#### Exercise input
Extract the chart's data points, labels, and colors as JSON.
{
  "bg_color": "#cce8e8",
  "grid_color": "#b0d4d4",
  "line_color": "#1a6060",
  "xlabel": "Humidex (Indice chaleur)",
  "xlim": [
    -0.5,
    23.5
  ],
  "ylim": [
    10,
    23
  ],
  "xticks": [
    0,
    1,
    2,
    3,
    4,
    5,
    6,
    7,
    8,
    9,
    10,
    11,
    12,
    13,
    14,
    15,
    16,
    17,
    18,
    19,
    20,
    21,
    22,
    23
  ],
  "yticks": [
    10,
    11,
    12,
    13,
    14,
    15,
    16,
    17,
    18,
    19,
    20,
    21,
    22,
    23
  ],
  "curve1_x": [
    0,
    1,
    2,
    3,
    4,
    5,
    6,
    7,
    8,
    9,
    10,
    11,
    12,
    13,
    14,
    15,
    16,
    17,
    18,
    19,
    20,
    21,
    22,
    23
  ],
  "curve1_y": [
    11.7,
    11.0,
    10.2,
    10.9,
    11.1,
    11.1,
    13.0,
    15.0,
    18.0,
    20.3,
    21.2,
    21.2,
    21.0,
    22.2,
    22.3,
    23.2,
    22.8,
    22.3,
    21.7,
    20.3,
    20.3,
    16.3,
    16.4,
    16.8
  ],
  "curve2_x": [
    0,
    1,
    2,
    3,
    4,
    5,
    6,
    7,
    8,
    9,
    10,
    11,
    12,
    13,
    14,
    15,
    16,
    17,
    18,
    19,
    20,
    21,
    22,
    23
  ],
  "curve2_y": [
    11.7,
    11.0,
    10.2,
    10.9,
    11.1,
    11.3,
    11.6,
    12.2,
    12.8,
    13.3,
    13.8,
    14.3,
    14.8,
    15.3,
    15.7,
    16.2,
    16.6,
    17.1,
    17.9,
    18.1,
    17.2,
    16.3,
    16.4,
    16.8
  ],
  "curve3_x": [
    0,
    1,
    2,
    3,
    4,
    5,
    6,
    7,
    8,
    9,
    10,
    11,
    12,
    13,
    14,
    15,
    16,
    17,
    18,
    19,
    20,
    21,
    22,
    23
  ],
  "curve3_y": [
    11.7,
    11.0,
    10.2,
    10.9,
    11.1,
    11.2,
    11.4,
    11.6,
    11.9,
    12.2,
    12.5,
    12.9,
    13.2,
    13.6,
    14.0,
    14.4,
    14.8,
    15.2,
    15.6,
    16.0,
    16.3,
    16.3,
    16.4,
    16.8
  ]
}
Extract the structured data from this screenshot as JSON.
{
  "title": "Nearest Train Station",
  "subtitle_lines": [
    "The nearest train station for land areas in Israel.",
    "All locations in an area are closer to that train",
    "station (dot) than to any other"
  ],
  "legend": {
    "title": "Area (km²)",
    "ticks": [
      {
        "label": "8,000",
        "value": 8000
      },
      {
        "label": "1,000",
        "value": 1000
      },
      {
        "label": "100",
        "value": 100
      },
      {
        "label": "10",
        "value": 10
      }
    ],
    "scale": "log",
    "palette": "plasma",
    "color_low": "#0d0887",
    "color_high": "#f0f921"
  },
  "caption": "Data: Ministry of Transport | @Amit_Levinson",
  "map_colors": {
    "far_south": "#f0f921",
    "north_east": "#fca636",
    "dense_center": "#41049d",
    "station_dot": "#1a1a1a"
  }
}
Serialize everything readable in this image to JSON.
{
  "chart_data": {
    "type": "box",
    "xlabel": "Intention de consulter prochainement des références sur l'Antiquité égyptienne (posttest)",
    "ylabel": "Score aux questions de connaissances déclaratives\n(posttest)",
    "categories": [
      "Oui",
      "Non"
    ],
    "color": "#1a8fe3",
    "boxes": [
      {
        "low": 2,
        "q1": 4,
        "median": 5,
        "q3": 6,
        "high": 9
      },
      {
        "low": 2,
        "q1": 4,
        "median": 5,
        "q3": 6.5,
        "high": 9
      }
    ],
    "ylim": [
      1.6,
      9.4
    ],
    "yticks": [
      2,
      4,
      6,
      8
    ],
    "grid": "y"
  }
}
########
(Your objective)
In the entries above, find the lines containing the word "Extract" and say how many there are, with no other words.

(Written response)
2